What this task involves:
List every line in this data where the string "https" occurs.

Stored data:
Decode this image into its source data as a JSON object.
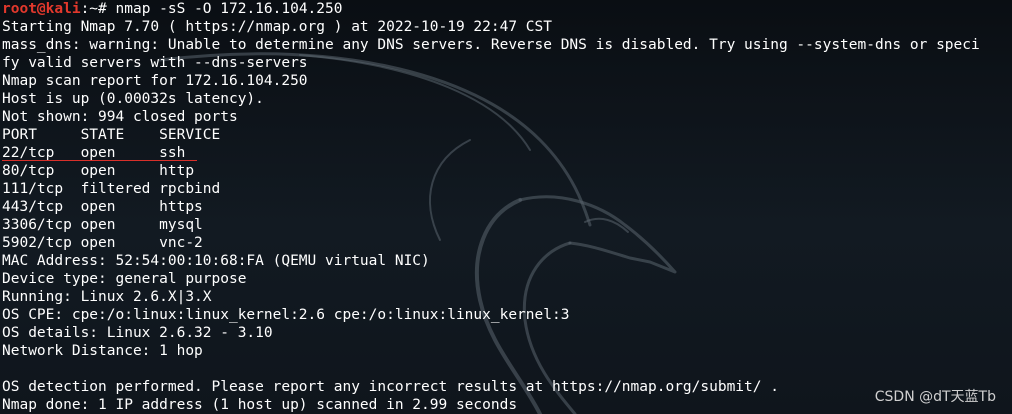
{
  "terminal": {
    "prompt": {
      "user_host": "root@kali",
      "path_symbol": ":~# ",
      "command": "nmap -sS -O 172.16.104.250"
    },
    "output": [
      "Starting Nmap 7.70 ( https://nmap.org ) at 2022-10-19 22:47 CST",
      "mass_dns: warning: Unable to determine any DNS servers. Reverse DNS is disabled. Try using --system-dns or speci",
      "fy valid servers with --dns-servers",
      "Nmap scan report for 172.16.104.250",
      "Host is up (0.00032s latency).",
      "Not shown: 994 closed ports",
      "PORT     STATE    SERVICE",
      "22/tcp   open     ssh",
      "80/tcp   open     http",
      "111/tcp  filtered rpcbind",
      "443/tcp  open     https",
      "3306/tcp open     mysql",
      "5902/tcp open     vnc-2",
      "MAC Address: 52:54:00:10:68:FA (QEMU virtual NIC)",
      "Device type: general purpose",
      "Running: Linux 2.6.X|3.X",
      "OS CPE: cpe:/o:linux:linux_kernel:2.6 cpe:/o:linux:linux_kernel:3",
      "OS details: Linux 2.6.32 - 3.10",
      "Network Distance: 1 hop",
      "",
      "OS detection performed. Please report any incorrect results at https://nmap.org/submit/ .",
      "Nmap done: 1 IP address (1 host up) scanned in 2.99 seconds"
    ]
  },
  "watermark": "CSDN @dT天蓝Tb",
  "colors": {
    "prompt_user": "#e2382c",
    "underline": "#d9302a",
    "background": "#0f151c",
    "text": "#ffffff"
  },
  "icons": {
    "background_logo": "kali-dragon-icon"
  }
}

Worked solution:
      "Starting Nmap 7.70 ( https://nmap.org ) at 2022-10-19 22:47 CST",
      "443/tcp  open     https",
      "OS detection performed. Please report any incorrect results at https://nmap.org/submit/ .",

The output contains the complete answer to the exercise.